• _DESCRIPTION OF THE TASK_
Count how many lines contain the word "always". Respond with the number alone.

◆ ◆ ◆ ◆ ◆ ◆ ◆

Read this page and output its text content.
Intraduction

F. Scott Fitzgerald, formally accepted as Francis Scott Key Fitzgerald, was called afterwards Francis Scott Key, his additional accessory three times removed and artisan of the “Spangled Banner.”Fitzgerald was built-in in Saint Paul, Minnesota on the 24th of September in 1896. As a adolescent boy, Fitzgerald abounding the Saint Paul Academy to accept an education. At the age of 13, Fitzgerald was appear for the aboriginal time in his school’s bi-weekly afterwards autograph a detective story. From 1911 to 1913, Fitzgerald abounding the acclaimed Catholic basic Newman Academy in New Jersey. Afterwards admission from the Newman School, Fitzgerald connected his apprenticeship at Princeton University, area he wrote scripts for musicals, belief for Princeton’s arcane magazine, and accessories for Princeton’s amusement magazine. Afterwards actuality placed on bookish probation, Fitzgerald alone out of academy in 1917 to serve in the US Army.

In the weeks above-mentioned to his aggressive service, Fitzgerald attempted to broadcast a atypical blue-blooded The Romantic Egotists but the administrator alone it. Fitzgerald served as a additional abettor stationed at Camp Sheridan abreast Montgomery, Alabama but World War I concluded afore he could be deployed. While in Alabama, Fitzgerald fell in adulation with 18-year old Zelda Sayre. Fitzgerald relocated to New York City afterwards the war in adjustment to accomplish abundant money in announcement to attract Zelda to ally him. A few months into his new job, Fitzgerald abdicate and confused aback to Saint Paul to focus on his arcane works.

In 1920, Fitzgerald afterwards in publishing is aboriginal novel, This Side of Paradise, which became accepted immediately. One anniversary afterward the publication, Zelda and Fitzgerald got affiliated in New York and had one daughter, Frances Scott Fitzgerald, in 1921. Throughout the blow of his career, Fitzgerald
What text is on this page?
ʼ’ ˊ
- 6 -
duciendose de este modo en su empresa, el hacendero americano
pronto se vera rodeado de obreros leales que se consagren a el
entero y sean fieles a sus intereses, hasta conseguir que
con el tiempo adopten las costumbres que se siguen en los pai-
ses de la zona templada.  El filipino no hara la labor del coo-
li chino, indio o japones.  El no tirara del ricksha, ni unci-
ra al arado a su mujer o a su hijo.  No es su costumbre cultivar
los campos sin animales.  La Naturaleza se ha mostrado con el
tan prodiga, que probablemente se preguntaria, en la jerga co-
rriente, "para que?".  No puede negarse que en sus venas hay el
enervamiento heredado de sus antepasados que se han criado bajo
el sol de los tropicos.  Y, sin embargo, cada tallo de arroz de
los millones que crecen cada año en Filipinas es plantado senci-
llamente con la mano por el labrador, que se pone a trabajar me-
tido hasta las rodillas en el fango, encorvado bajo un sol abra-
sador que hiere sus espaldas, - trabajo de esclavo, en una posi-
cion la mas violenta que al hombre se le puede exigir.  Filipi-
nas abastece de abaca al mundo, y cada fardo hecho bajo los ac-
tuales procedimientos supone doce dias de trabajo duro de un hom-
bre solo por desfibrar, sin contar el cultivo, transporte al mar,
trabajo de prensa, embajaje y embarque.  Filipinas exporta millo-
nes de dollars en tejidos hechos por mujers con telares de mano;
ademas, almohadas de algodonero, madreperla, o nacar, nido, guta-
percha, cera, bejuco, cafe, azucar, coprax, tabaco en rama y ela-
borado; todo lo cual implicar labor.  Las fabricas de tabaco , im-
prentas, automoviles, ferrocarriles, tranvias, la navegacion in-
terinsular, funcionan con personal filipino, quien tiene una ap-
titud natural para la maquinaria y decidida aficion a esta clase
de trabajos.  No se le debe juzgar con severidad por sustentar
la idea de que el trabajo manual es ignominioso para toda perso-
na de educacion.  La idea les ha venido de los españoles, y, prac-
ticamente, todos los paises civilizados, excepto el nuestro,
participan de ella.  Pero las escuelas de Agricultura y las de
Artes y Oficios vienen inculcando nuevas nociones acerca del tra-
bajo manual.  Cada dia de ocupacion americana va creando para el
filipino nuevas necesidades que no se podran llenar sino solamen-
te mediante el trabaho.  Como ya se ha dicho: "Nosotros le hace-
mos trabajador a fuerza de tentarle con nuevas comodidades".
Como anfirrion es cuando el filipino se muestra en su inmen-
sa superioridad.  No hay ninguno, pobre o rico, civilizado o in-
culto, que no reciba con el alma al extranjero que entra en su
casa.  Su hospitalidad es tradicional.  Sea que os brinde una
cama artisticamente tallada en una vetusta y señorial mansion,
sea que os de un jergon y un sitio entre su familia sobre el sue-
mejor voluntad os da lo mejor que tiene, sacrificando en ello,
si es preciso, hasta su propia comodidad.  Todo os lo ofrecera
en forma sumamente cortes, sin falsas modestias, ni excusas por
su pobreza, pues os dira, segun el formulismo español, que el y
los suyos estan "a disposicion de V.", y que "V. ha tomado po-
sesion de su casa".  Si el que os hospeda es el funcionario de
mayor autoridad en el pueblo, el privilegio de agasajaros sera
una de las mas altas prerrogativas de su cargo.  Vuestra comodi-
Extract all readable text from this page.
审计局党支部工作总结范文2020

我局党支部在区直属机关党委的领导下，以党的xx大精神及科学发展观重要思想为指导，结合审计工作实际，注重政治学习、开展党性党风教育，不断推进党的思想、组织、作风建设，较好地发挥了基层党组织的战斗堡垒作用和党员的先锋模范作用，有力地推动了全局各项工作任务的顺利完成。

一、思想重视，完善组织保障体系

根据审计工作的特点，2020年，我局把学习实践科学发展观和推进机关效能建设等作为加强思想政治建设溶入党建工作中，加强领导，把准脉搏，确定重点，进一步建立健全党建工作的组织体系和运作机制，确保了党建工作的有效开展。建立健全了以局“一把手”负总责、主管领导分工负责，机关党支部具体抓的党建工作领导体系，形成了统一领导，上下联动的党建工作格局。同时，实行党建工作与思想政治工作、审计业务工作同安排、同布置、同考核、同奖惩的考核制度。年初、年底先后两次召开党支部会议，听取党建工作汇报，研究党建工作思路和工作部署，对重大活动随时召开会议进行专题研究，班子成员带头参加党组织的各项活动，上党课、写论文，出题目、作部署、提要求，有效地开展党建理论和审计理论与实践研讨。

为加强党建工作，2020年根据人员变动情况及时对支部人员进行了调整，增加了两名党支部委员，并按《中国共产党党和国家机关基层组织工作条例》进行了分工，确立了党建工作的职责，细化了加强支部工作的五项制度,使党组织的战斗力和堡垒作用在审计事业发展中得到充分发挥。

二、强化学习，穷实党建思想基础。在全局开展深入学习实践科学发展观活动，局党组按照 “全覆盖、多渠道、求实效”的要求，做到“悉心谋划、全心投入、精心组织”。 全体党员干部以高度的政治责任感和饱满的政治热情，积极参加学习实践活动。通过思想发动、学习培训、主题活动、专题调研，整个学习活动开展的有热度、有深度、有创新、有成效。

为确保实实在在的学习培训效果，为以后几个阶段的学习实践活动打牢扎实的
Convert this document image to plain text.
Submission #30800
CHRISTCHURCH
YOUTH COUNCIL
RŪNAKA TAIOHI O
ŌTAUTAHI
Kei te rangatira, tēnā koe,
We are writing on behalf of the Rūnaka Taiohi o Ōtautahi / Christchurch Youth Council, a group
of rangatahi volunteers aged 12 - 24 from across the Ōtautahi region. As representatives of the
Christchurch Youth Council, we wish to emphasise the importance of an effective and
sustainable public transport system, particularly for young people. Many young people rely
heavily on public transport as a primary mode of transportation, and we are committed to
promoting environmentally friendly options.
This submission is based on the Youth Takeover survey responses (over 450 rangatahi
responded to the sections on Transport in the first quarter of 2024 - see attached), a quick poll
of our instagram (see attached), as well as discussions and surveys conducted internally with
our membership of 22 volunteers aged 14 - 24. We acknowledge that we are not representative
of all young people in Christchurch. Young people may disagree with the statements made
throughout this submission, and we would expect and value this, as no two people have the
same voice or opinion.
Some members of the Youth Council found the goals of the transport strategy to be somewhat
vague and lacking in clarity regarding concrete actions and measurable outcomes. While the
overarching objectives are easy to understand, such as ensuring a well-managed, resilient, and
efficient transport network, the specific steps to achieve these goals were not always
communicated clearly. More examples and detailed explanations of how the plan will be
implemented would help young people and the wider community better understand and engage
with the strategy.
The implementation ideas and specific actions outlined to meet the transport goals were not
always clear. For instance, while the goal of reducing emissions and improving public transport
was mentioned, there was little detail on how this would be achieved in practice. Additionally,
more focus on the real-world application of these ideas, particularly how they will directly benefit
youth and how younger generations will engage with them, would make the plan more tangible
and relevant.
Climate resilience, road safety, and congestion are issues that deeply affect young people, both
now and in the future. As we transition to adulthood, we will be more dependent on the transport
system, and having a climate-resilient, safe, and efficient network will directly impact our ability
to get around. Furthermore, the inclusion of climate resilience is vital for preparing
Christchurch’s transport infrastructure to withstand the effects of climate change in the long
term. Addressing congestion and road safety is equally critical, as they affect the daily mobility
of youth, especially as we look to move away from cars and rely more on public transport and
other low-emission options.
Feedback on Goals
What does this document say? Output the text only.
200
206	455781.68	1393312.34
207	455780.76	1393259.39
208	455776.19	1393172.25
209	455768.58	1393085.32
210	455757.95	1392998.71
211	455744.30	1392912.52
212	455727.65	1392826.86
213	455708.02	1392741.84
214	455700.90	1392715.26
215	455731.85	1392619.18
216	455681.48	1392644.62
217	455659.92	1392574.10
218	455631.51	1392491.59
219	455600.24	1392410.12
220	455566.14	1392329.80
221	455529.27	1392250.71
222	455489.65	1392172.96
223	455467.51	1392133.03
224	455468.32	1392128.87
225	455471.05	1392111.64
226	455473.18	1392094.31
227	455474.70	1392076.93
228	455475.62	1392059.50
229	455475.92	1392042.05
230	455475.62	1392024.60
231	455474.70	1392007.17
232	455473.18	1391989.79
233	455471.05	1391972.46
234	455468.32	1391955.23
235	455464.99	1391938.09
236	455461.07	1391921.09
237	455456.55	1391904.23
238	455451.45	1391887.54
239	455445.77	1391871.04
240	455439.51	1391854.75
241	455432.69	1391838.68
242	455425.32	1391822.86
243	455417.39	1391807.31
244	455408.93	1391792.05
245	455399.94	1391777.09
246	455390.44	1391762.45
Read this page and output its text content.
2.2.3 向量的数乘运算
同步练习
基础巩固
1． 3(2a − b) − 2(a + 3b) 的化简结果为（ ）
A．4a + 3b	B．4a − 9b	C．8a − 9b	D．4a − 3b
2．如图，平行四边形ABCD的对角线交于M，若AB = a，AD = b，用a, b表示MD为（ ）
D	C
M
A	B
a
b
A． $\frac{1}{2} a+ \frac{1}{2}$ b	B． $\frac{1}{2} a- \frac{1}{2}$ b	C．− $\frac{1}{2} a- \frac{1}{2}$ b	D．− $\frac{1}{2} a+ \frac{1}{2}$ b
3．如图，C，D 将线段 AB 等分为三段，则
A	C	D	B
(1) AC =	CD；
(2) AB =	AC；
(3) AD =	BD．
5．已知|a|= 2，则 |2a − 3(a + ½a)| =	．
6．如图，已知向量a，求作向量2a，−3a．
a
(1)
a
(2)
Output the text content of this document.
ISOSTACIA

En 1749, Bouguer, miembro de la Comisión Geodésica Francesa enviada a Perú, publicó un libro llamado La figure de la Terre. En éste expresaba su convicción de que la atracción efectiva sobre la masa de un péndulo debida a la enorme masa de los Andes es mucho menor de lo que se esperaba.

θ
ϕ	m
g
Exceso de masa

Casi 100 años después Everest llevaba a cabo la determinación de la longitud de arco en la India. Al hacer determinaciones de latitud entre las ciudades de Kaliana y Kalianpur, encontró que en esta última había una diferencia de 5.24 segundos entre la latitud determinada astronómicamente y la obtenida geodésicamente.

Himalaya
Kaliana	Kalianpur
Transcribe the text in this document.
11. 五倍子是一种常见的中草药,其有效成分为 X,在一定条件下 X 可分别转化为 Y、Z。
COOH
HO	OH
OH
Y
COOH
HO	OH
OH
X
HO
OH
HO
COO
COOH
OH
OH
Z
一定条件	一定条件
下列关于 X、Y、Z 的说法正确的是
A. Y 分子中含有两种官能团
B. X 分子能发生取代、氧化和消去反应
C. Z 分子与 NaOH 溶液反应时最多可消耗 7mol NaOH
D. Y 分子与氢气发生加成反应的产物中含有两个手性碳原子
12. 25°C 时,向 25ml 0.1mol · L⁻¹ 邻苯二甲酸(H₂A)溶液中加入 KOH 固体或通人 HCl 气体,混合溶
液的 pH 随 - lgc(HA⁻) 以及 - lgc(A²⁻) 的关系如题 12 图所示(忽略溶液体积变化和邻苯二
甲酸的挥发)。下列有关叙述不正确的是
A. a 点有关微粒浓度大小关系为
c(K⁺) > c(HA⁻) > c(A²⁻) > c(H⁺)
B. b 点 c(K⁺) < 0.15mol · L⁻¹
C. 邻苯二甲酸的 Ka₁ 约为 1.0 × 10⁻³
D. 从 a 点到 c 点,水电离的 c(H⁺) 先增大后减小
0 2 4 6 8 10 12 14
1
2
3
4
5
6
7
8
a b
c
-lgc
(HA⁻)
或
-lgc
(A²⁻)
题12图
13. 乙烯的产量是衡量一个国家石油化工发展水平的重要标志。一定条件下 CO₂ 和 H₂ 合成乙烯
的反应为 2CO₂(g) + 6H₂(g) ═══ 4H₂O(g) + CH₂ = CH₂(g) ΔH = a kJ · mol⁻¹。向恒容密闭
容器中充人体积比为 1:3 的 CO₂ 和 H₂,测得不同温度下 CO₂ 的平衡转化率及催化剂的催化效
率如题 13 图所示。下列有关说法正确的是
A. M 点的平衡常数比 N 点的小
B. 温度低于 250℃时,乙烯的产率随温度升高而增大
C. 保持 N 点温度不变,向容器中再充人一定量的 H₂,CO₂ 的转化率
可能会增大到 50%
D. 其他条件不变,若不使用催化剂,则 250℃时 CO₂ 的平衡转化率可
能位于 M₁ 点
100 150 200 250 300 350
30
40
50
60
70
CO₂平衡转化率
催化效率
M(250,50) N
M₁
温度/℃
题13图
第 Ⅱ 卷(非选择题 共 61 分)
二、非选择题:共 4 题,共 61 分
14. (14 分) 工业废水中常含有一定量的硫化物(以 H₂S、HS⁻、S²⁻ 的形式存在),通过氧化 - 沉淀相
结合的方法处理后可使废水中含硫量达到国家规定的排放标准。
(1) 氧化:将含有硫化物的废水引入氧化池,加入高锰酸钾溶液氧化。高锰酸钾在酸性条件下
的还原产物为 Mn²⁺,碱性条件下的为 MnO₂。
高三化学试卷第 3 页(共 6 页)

◆ ◆ ◆ ◆ ◆ ◆ ◆

• _ANSWER FOR THIS EXERCISE_
2